■ WHAT THE TASK ASKS ■
Below are the records; pull every line that includes "document".

■ MATERIAL ■
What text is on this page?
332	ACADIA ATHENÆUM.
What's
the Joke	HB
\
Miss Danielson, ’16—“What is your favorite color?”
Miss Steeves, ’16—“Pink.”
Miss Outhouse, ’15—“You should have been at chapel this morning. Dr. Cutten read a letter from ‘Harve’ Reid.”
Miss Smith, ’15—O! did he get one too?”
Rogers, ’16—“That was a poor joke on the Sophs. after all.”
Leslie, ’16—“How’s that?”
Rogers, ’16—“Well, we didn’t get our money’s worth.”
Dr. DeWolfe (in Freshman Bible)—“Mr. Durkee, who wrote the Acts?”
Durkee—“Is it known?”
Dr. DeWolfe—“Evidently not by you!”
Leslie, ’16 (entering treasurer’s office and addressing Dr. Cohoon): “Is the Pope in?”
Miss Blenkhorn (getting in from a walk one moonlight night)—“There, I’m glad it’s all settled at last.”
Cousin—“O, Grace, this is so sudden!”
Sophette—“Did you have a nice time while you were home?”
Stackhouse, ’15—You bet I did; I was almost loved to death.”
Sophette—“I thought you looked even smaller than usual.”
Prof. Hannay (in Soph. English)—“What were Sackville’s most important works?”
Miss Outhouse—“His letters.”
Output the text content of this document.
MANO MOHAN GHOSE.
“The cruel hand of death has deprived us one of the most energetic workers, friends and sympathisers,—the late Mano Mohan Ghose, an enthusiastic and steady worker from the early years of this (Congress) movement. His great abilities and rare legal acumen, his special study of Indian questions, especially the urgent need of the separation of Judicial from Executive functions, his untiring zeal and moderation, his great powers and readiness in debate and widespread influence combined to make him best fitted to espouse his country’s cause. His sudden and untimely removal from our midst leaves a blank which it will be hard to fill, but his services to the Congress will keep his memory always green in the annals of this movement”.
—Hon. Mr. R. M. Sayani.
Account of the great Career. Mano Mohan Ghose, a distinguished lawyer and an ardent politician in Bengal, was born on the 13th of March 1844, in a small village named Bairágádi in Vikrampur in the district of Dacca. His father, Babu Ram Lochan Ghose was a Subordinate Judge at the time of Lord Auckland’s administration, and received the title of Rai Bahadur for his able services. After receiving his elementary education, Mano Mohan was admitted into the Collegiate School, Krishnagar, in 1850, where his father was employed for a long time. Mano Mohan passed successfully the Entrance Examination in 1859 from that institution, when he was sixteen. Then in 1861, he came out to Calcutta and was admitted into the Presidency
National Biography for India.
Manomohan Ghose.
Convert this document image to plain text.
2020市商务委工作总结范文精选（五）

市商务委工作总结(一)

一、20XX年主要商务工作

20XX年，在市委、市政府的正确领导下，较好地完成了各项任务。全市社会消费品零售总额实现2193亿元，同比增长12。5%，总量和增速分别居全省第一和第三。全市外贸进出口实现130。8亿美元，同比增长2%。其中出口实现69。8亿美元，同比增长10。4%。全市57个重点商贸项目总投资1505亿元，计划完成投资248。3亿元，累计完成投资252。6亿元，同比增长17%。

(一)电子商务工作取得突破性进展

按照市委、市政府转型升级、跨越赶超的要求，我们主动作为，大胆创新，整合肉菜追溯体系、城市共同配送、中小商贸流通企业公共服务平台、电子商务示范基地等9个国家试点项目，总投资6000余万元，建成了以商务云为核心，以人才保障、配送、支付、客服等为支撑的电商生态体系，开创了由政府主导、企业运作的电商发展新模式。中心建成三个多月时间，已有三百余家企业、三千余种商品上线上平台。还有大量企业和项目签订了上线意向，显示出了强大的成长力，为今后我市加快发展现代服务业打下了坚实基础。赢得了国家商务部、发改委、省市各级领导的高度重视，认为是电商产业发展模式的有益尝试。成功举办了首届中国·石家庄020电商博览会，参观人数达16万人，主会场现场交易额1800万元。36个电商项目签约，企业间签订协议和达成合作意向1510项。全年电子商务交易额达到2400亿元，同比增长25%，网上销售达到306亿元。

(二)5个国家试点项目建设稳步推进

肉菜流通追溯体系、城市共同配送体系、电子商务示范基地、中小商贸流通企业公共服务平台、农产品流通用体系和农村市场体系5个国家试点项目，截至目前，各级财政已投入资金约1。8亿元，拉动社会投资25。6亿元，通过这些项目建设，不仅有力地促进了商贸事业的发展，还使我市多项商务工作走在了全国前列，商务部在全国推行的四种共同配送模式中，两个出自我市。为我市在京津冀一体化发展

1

■ EXERCISE ANSWER ■
Output the text content of this document.
Convert this document image to plain text.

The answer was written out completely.